BEGIN Listing
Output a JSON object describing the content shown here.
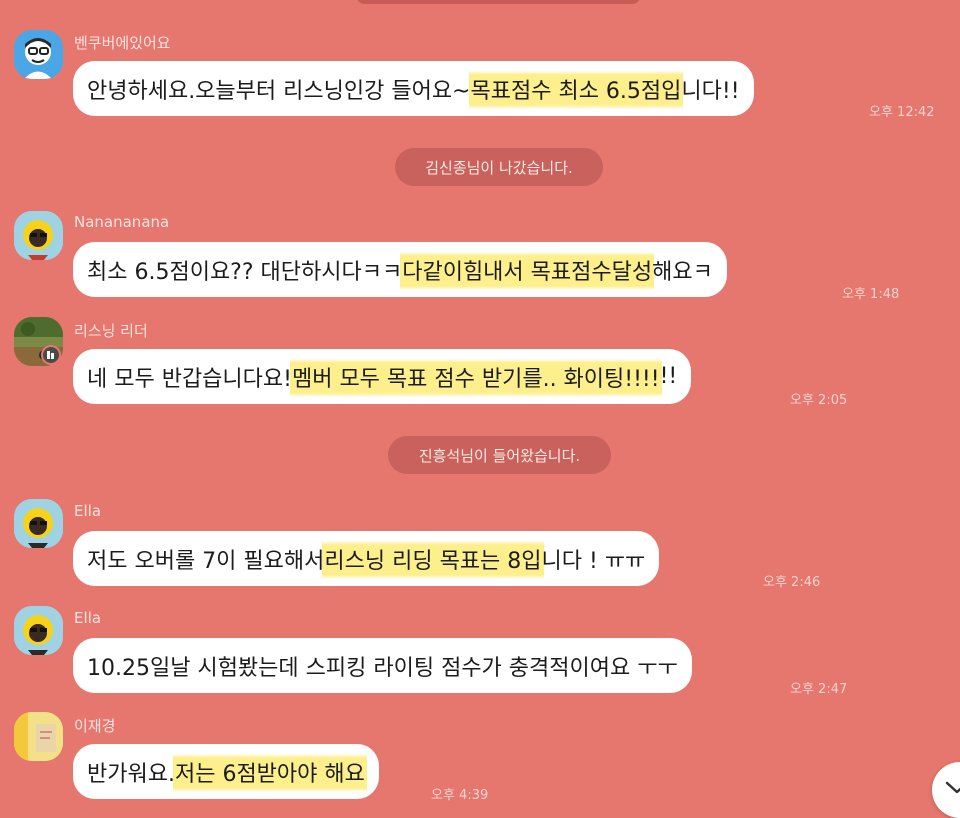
{
  "messages": [
    {
      "sender": "벤쿠버에있어요",
      "parts": [
        "안녕하세요.오늘부터 리스닝인강 들어요~ ",
        "목표점수 최소 6.5점입",
        "니다!!"
      ],
      "time": "오후 12:42"
    },
    {
      "sender": "Nanananana",
      "parts": [
        "최소 6.5점이요?? 대단하시다ㅋㅋ ",
        "다같이힘내서 목표점수달성",
        "해요ㅋ"
      ],
      "time": "오후 1:48"
    },
    {
      "sender": "리스닝 리더",
      "parts": [
        "네 모두 반갑습니다요! ",
        "멤버 모두 목표 점수 받기를.. 화이팅!!!!",
        "!!"
      ],
      "time": "오후 2:05"
    },
    {
      "sender": "Ella",
      "parts": [
        "저도 오버롤 7이 필요해서 ",
        "리스닝 리딩 목표는 8입",
        "니다 ! ㅠㅠ"
      ],
      "time": "오후 2:46"
    },
    {
      "sender": "Ella",
      "parts": [
        "10.25일날 시험봤는데 스피킹 라이팅 점수가 충격적이여요 ㅜㅜ",
        "",
        ""
      ],
      "time": "오후 2:47"
    },
    {
      "sender": "이재경",
      "parts": [
        "반가워요.",
        "저는 6점받아야 해요",
        ""
      ],
      "time": "오후 4:39"
    }
  ],
  "notices": [
    "김신종님이 나갔습니다.",
    "진흥석님이 들어왔습니다."
  ],
  "colors": {
    "background": "#e5776e",
    "bubble": "#ffffff",
    "highlight": "#fdec78",
    "notice": "#c9625c"
  },
  "icons": {
    "scroll_down": "chevron-down-icon",
    "leader_badge": "crown-badge-icon"
  }
}
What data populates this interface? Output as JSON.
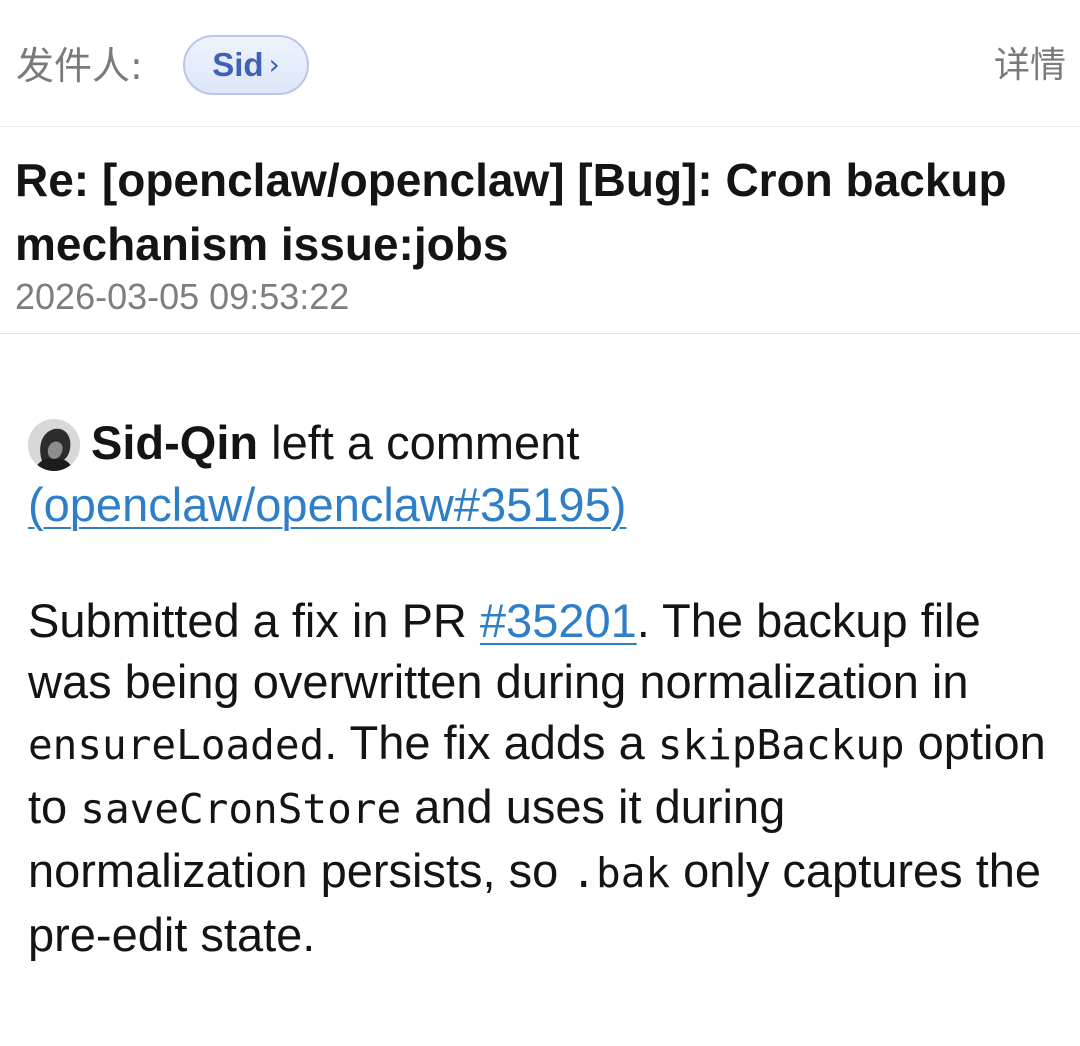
{
  "header": {
    "sender_label": "发件人:",
    "sender_name": "Sid",
    "sender_chevron": "›",
    "details_label": "详情"
  },
  "subject": {
    "title": "Re: [openclaw/openclaw] [Bug]: Cron backup mechanism issue:jobs",
    "date": "2026-03-05 09:53:22"
  },
  "comment": {
    "author": "Sid-Qin",
    "action": "left a comment",
    "issue_ref": "(openclaw/openclaw#35195)",
    "body": {
      "t1": "Submitted a fix in PR ",
      "pr_link": "#35201",
      "t2": ". The backup file was being overwritten during normalization in ",
      "c1": "ensureLoaded",
      "t3": ". The fix adds a ",
      "c2": "skipBackup",
      "t4": " option to ",
      "c3": "saveCronStore",
      "t5": " and uses it during normalization persists, so ",
      "c4": ".bak",
      "t6": " only captures the pre-edit state."
    }
  },
  "colors": {
    "link": "#2f7ec8",
    "chip_text": "#3f61b6",
    "muted": "#7a7a7a"
  },
  "icons": {
    "avatar": "avatar-image",
    "chip": "chevron-right-icon"
  }
}
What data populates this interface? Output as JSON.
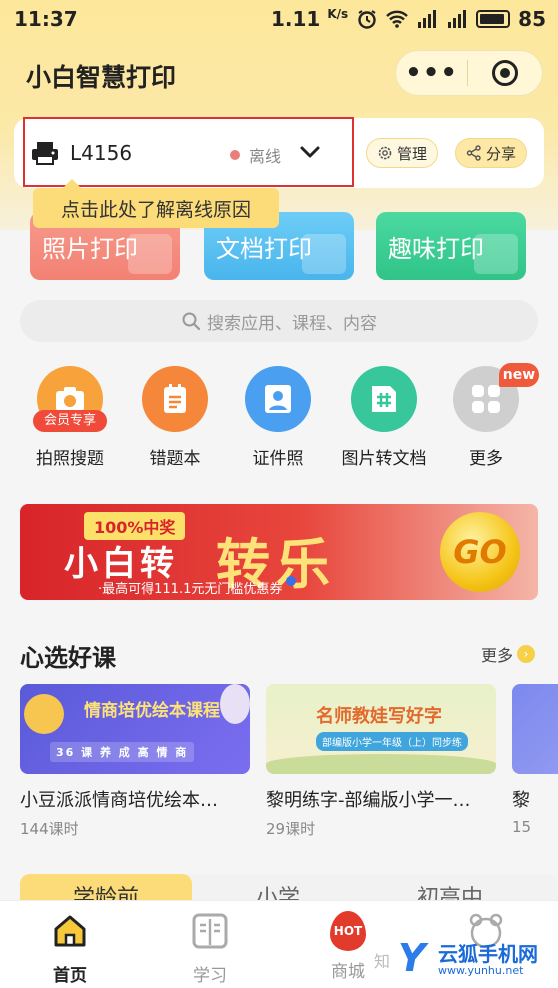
{
  "status_bar": {
    "time": "11:37",
    "speed": "1.11",
    "speed_unit": "K/s",
    "battery": "85",
    "network": "4G"
  },
  "header": {
    "title": "小白智慧打印",
    "menu_label": "•••"
  },
  "printer": {
    "name": "L4156",
    "status": "离线",
    "status_color": "#e8807a",
    "manage_label": "管理",
    "share_label": "分享",
    "tooltip": "点击此处了解离线原因"
  },
  "print_buttons": [
    {
      "label": "照片打印",
      "color": "#f28173"
    },
    {
      "label": "文档打印",
      "color": "#48b5ec"
    },
    {
      "label": "趣味打印",
      "color": "#30c489"
    }
  ],
  "search": {
    "placeholder": "搜索应用、课程、内容"
  },
  "features": [
    {
      "label": "拍照搜题",
      "badge": "会员专享",
      "color": "#f7a23b"
    },
    {
      "label": "错题本",
      "color": "#f5873b"
    },
    {
      "label": "证件照",
      "color": "#4a9ff0"
    },
    {
      "label": "图片转文档",
      "color": "#38c79a"
    },
    {
      "label": "更多",
      "badge": "new",
      "color": "#bdbdbd"
    }
  ],
  "banner": {
    "tag": "100%中奖",
    "line1": "小白转",
    "line2": "转乐",
    "line3": "·最高可得111.1元无门槛优惠券",
    "go": "GO"
  },
  "courses_section": {
    "title": "心选好课",
    "more_label": "更多",
    "courses": [
      {
        "title": "小豆派派情商培优绘本…",
        "lessons": "144课时",
        "thumb_text": "情商培优绘本课程",
        "thumb_sub": "36 课 养 成 高 情 商"
      },
      {
        "title": "黎明练字-部编版小学一…",
        "lessons": "29课时",
        "thumb_text": "名师教娃写好字",
        "thumb_sub": "部编版小学一年级（上）同步练"
      },
      {
        "title": "黎",
        "lessons": "15",
        "thumb_text": ""
      }
    ]
  },
  "category_tabs": [
    "学龄前",
    "小学",
    "初高中"
  ],
  "bottom_nav": [
    {
      "label": "首页",
      "active": true
    },
    {
      "label": "学习",
      "active": false
    },
    {
      "label": "商城",
      "active": false,
      "icon_text": "HOT"
    },
    {
      "label": "",
      "active": false
    }
  ],
  "watermark": {
    "zhi": "知",
    "name": "云狐手机网",
    "url": "www.yunhu.net"
  }
}
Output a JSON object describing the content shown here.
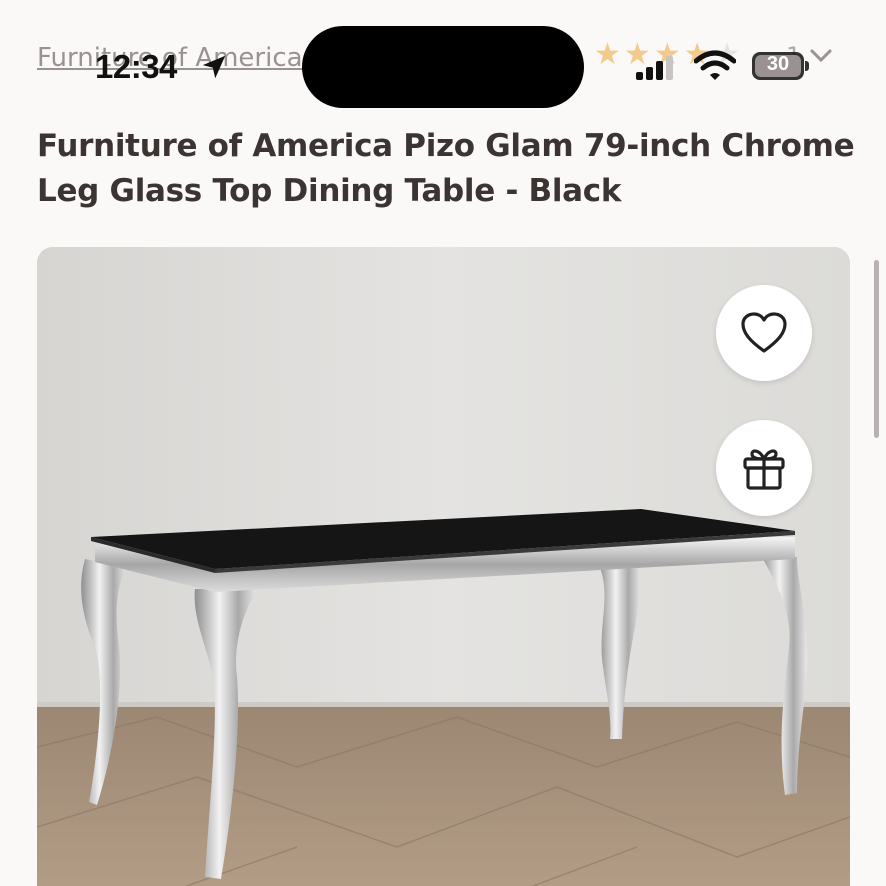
{
  "status_bar": {
    "time": "12:34",
    "battery": "30"
  },
  "breadcrumb": {
    "label": "Furniture of America"
  },
  "rating": {
    "stars_filled": 4,
    "stars_total": 5,
    "count": "1"
  },
  "product": {
    "title": "Furniture of America Pizo Glam 79-inch Chrome Leg Glass Top Dining Table - Black"
  },
  "colors": {
    "star": "#f4c98c",
    "background": "#fbf9f8"
  }
}
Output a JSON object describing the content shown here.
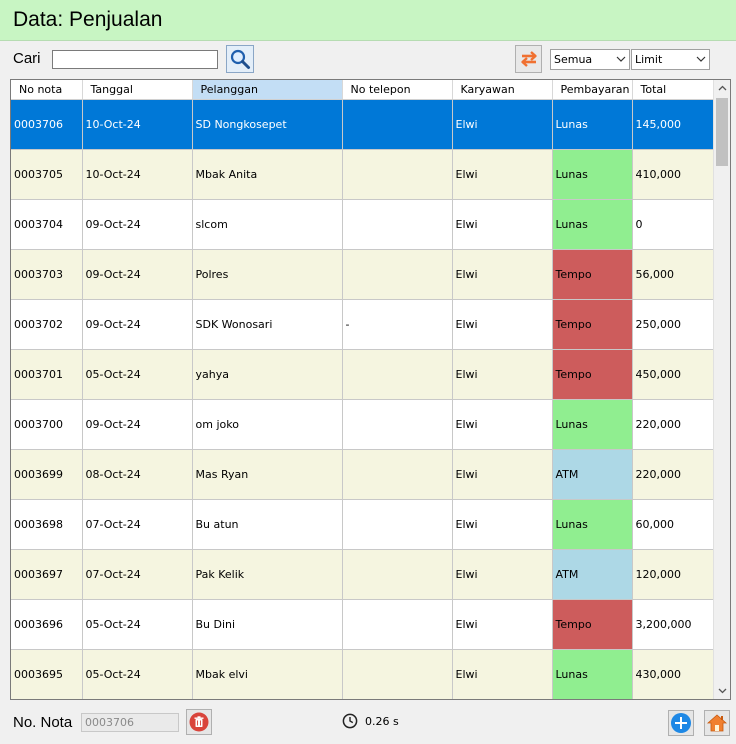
{
  "window": {
    "title": "Data: Penjualan"
  },
  "toolbar": {
    "search_label": "Cari",
    "search_value": "",
    "status_filter": "Semua",
    "limit_filter": "Limit"
  },
  "table": {
    "columns": [
      "No nota",
      "Tanggal",
      "Pelanggan",
      "No telepon",
      "Karyawan",
      "Pembayaran",
      "Total"
    ],
    "sorted_column": "Pelanggan",
    "rows": [
      {
        "no_nota": "0003706",
        "tanggal": "10-Oct-24",
        "pelanggan": "SD Nongkosepet",
        "no_telepon": "",
        "karyawan": "Elwi",
        "pembayaran": "Lunas",
        "total": "145,000",
        "selected": true
      },
      {
        "no_nota": "0003705",
        "tanggal": "10-Oct-24",
        "pelanggan": "Mbak Anita",
        "no_telepon": "",
        "karyawan": "Elwi",
        "pembayaran": "Lunas",
        "total": "410,000"
      },
      {
        "no_nota": "0003704",
        "tanggal": "09-Oct-24",
        "pelanggan": "slcom",
        "no_telepon": "",
        "karyawan": "Elwi",
        "pembayaran": "Lunas",
        "total": "0"
      },
      {
        "no_nota": "0003703",
        "tanggal": "09-Oct-24",
        "pelanggan": "Polres",
        "no_telepon": "",
        "karyawan": "Elwi",
        "pembayaran": "Tempo",
        "total": "56,000"
      },
      {
        "no_nota": "0003702",
        "tanggal": "09-Oct-24",
        "pelanggan": "SDK Wonosari",
        "no_telepon": "-",
        "karyawan": "Elwi",
        "pembayaran": "Tempo",
        "total": "250,000"
      },
      {
        "no_nota": "0003701",
        "tanggal": "05-Oct-24",
        "pelanggan": "yahya",
        "no_telepon": "",
        "karyawan": "Elwi",
        "pembayaran": "Tempo",
        "total": "450,000"
      },
      {
        "no_nota": "0003700",
        "tanggal": "09-Oct-24",
        "pelanggan": "om joko",
        "no_telepon": "",
        "karyawan": "Elwi",
        "pembayaran": "Lunas",
        "total": "220,000"
      },
      {
        "no_nota": "0003699",
        "tanggal": "08-Oct-24",
        "pelanggan": "Mas Ryan",
        "no_telepon": "",
        "karyawan": "Elwi",
        "pembayaran": "ATM",
        "total": "220,000"
      },
      {
        "no_nota": "0003698",
        "tanggal": "07-Oct-24",
        "pelanggan": "Bu atun",
        "no_telepon": "",
        "karyawan": "Elwi",
        "pembayaran": "Lunas",
        "total": "60,000"
      },
      {
        "no_nota": "0003697",
        "tanggal": "07-Oct-24",
        "pelanggan": "Pak Kelik",
        "no_telepon": "",
        "karyawan": "Elwi",
        "pembayaran": "ATM",
        "total": "120,000"
      },
      {
        "no_nota": "0003696",
        "tanggal": "05-Oct-24",
        "pelanggan": "Bu Dini",
        "no_telepon": "",
        "karyawan": "Elwi",
        "pembayaran": "Tempo",
        "total": "3,200,000"
      },
      {
        "no_nota": "0003695",
        "tanggal": "05-Oct-24",
        "pelanggan": "Mbak elvi",
        "no_telepon": "",
        "karyawan": "Elwi",
        "pembayaran": "Lunas",
        "total": "430,000"
      }
    ]
  },
  "footer": {
    "nota_label": "No. Nota",
    "nota_value": "0003706",
    "timer": "0.26 s"
  },
  "colors": {
    "title_bg": "#c8f5c3",
    "selected_row": "#0078d7",
    "lunas": "#90ee90",
    "tempo": "#cd5c5c",
    "atm": "#add8e6"
  },
  "icons": [
    "search-icon",
    "refresh-icon",
    "chevron-down-icon",
    "trash-icon",
    "clock-icon",
    "plus-icon",
    "home-icon"
  ]
}
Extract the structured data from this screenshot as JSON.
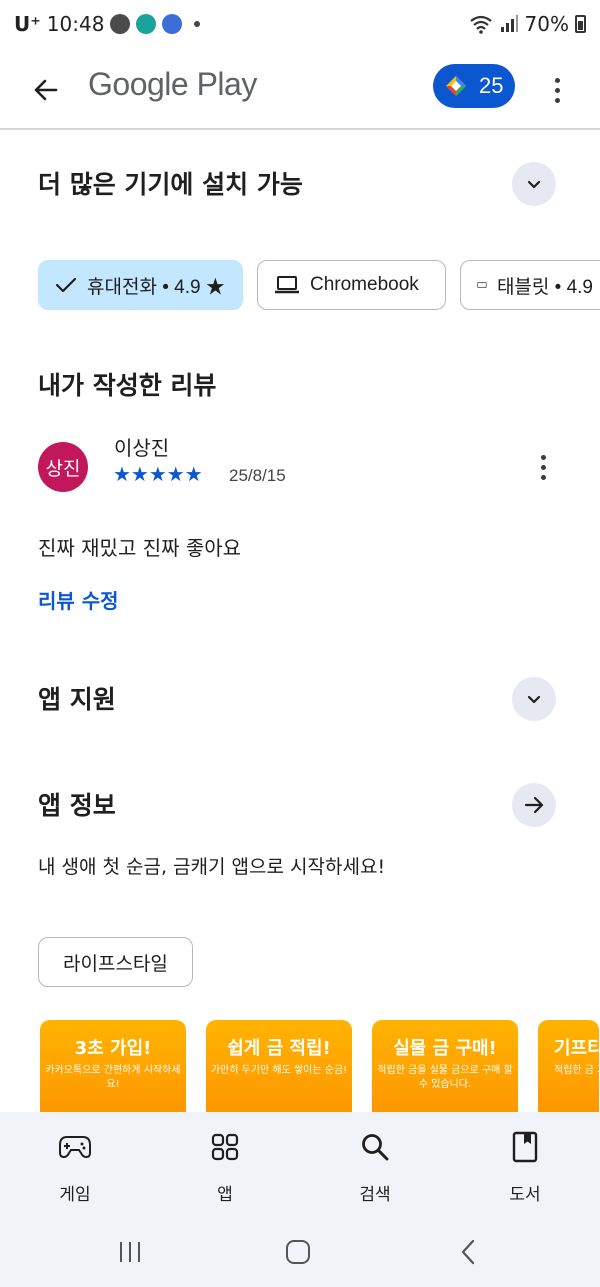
{
  "status_bar": {
    "carrier": "U⁺",
    "time": "10:48",
    "battery": "70%"
  },
  "app_bar": {
    "title": "Google Play",
    "points": "25"
  },
  "devices_section": {
    "title": "더 많은 기기에 설치 가능",
    "chips": [
      {
        "label": "휴대전화 • 4.9 ★",
        "selected": true
      },
      {
        "label": "Chromebook",
        "selected": false
      },
      {
        "label": "태블릿 • 4.9",
        "selected": false
      }
    ]
  },
  "my_review": {
    "title": "내가 작성한 리뷰",
    "avatar_text": "상진",
    "reviewer": "이상진",
    "stars": "★★★★★",
    "rating": 5,
    "date": "25/8/15",
    "body": "진짜 재밌고 진짜 좋아요",
    "edit_link": "리뷰 수정"
  },
  "app_support": {
    "title": "앱 지원"
  },
  "app_info": {
    "title": "앱 정보",
    "description": "내 생애 첫 순금, 금캐기 앱으로 시작하세요!",
    "tag": "라이프스타일"
  },
  "screenshots": [
    {
      "title": "3초 가입!",
      "subtitle": "카카오톡으로 간편하게 시작하세요!"
    },
    {
      "title": "쉽게 금 적립!",
      "subtitle": "가만히 두기만 해도 쌓이는 순금!"
    },
    {
      "title": "실물 금 구매!",
      "subtitle": "적립한 금을 실물 금으로 구매 할 수 있습니다."
    },
    {
      "title": "기프티",
      "subtitle": "적립한 금 기프티콘"
    }
  ],
  "bottom_nav": {
    "items": [
      {
        "label": "게임",
        "icon": "gamepad-icon"
      },
      {
        "label": "앱",
        "icon": "apps-grid-icon"
      },
      {
        "label": "검색",
        "icon": "search-icon"
      },
      {
        "label": "도서",
        "icon": "book-icon"
      }
    ]
  },
  "colors": {
    "accent": "#0b57d0",
    "chip_selected": "#c2e7ff",
    "avatar": "#c2185b",
    "nav_bg": "#f0f4f9"
  }
}
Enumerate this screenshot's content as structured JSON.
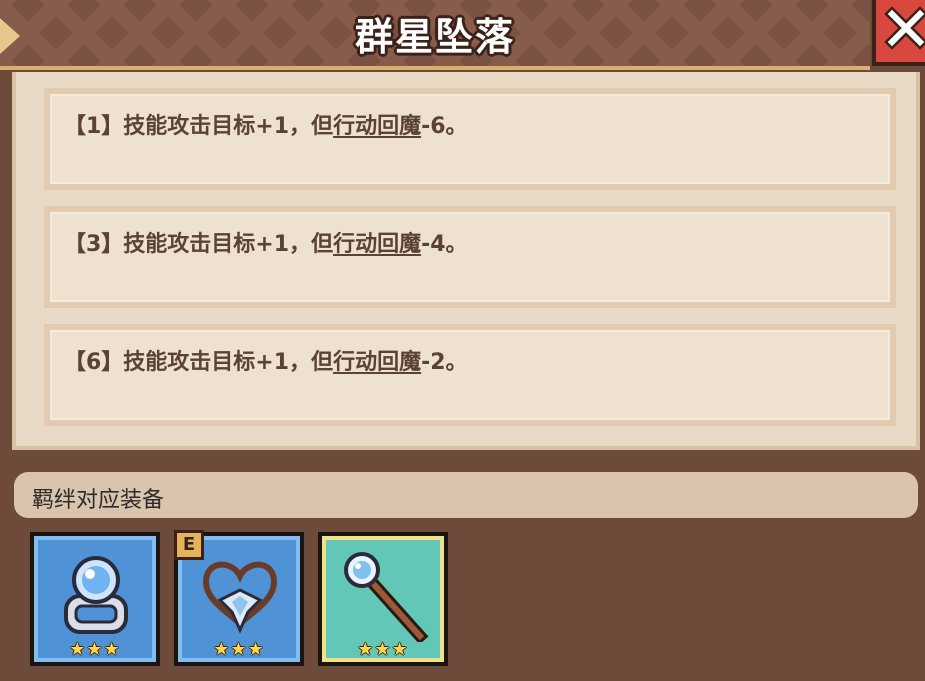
{
  "title": "群星坠落",
  "effects": [
    {
      "prefix": "【1】技能攻击目标+1，但",
      "keyword": "行动回魔",
      "suffix": "-6。"
    },
    {
      "prefix": "【3】技能攻击目标+1，但",
      "keyword": "行动回魔",
      "suffix": "-4。"
    },
    {
      "prefix": "【6】技能攻击目标+1，但",
      "keyword": "行动回魔",
      "suffix": "-2。"
    }
  ],
  "equipment_section": {
    "label": "羁绊对应装备",
    "items": [
      {
        "icon": "ring-icon",
        "stars": "★★★",
        "frame_color": "#4f93d6"
      },
      {
        "icon": "heart-necklace-icon",
        "stars": "★★★",
        "badge": "E",
        "frame_color": "#4f93d6"
      },
      {
        "icon": "staff-icon",
        "stars": "★★★",
        "frame_color": "#62c7b6"
      }
    ]
  }
}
END Listing
● **Direction**: Gather up the lines that contain the word "during".

● **Reply**:
      "t2": ". The backup file was being overwritten during normalization in ",
      "t5": " and uses it during normalization persists, so ",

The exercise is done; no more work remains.